* **SUPPLIED RECORDS**
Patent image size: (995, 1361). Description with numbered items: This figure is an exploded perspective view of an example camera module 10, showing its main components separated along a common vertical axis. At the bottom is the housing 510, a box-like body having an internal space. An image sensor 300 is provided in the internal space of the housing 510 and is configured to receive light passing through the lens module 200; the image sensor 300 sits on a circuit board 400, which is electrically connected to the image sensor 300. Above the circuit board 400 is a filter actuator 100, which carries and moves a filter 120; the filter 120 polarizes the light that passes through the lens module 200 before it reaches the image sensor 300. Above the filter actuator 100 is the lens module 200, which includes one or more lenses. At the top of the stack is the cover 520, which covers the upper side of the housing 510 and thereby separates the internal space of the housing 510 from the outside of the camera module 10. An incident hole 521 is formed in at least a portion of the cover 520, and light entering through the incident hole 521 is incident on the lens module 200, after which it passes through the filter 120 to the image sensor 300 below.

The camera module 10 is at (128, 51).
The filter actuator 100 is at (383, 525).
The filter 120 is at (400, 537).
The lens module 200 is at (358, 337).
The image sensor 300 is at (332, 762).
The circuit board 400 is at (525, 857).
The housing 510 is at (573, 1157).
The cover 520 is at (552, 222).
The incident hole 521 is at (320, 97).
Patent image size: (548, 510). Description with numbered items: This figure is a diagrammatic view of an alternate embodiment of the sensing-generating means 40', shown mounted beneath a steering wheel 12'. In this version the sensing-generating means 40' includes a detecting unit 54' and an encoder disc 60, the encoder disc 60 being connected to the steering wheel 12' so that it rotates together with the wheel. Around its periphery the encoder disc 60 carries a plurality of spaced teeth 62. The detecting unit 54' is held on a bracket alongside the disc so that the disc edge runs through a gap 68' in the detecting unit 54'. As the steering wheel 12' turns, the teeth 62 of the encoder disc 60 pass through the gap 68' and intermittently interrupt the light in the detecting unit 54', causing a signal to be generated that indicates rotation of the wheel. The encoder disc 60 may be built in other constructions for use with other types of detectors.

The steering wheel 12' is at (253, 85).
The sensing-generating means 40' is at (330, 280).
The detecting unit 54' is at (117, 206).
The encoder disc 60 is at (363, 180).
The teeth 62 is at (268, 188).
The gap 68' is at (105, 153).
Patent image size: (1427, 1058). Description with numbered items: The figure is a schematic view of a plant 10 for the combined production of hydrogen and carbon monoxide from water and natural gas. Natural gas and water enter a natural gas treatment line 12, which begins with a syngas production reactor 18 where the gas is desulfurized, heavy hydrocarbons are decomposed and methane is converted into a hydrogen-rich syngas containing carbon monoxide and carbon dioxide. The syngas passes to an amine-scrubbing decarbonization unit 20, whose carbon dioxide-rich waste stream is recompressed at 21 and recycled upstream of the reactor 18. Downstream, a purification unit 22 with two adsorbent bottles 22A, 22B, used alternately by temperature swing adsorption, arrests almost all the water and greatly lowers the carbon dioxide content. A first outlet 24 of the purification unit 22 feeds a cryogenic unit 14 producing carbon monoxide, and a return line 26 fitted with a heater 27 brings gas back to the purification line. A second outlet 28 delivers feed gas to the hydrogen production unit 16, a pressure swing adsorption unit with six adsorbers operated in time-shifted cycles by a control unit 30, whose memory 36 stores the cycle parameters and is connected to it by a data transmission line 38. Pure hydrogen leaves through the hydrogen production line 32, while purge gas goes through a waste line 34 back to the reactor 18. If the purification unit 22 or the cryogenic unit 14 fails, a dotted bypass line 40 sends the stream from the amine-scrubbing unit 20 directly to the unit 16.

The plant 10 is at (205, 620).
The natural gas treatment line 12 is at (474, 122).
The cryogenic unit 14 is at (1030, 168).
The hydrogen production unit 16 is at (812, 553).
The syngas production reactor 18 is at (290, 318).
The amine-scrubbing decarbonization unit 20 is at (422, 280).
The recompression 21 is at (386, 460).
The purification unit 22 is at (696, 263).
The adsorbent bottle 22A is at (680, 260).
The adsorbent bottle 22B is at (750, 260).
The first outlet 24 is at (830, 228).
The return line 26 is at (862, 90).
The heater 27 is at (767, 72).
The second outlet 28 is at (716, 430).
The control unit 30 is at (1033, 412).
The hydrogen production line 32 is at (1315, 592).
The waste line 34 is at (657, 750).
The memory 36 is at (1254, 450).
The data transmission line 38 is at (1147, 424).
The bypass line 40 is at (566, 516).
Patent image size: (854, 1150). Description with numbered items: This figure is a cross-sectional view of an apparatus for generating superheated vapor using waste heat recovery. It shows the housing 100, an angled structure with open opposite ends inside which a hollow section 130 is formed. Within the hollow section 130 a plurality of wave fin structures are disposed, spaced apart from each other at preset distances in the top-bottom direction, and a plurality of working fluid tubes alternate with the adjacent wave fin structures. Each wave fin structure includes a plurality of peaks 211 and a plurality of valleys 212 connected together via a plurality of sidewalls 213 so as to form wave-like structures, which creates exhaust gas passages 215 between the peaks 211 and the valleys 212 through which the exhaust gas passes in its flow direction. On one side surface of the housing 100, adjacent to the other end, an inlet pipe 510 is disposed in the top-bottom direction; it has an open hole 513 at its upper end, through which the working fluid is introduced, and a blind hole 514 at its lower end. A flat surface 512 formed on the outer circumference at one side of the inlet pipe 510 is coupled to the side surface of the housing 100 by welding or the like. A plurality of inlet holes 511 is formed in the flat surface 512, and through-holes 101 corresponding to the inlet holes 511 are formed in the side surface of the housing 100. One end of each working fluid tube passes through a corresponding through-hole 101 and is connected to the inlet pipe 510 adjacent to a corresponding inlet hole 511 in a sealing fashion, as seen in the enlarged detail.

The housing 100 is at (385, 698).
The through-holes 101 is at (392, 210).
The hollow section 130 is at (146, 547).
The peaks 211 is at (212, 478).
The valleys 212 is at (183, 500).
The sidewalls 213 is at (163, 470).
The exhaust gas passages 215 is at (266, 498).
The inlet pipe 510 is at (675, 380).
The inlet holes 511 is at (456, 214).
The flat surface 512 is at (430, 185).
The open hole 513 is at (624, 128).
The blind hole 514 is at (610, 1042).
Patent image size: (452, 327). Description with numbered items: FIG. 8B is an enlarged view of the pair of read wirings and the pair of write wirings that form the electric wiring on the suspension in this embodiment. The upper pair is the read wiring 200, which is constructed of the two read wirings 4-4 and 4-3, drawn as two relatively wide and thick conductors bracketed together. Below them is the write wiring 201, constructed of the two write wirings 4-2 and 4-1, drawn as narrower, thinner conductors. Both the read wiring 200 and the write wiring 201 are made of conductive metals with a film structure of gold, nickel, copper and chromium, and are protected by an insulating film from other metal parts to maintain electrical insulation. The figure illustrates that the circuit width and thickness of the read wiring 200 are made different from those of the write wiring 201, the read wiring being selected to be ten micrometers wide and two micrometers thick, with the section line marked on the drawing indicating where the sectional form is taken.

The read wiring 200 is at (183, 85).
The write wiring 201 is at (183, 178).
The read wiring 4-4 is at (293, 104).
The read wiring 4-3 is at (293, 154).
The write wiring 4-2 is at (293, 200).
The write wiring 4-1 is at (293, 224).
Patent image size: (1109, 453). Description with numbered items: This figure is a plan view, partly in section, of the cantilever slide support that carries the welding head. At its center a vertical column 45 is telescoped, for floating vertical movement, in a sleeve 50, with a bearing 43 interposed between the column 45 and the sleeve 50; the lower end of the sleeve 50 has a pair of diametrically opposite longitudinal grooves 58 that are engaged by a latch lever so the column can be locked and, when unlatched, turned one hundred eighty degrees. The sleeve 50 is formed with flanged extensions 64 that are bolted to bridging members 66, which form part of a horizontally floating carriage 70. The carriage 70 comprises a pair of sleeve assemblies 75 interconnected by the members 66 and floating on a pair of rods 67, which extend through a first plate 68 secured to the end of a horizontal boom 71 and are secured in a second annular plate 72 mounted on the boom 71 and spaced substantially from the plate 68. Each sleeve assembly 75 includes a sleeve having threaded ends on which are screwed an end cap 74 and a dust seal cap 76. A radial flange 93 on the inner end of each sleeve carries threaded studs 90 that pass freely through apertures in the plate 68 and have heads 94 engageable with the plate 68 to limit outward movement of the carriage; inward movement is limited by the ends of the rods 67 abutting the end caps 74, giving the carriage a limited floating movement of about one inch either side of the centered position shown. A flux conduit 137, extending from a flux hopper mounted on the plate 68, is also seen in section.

* **EXERCISE AIM**
From the records, lay out every line from the one containing "Patent image size: (452, 327)." up to and including the one containing "The write wiring 4-1 is at (293, 224)." as a Markdown table with columns No. and Text, numbering the rows and omitting blank lines.

* **COMPLETED TASK**
| No. | Text |
|---|---|
| 1 | Patent image size: (452, 327). Description with numbered items: FIG. 8B is an enlarged view of the pair of read wirings and the pair of write wirings that form the electric wiring on the suspension in this embodiment. The upper pair is the read wiring 200, which is constructed of the two read wirings 4-4 and 4-3, drawn as two relatively wide and thick conductors bracketed together. Below them is the write wiring 201, constructed of the two write wirings 4-2 and 4-1, drawn as narrower, thinner conductors. Both the read wiring 200 and the write wiring 201 are made of conductive metals with a film structure of gold, nickel, copper and chromium, and are protected by an insulating film from other metal parts to maintain electrical insulation. The figure illustrates that the circuit width and thickness of the read wiring 200 are made different from those of the write wiring 201, the read wiring being selected to be ten micrometers wide and two micrometers thick, with the section line marked on the drawing indicating where the sectional form is taken. |
| 2 | The read wiring 200 is at (183, 85). |
| 3 | The write wiring 201 is at (183, 178). |
| 4 | The read wiring 4-4 is at (293, 104). |
| 5 | The read wiring 4-3 is at (293, 154). |
| 6 | The write wiring 4-2 is at (293, 200). |
| 7 | The write wiring 4-1 is at (293, 224). |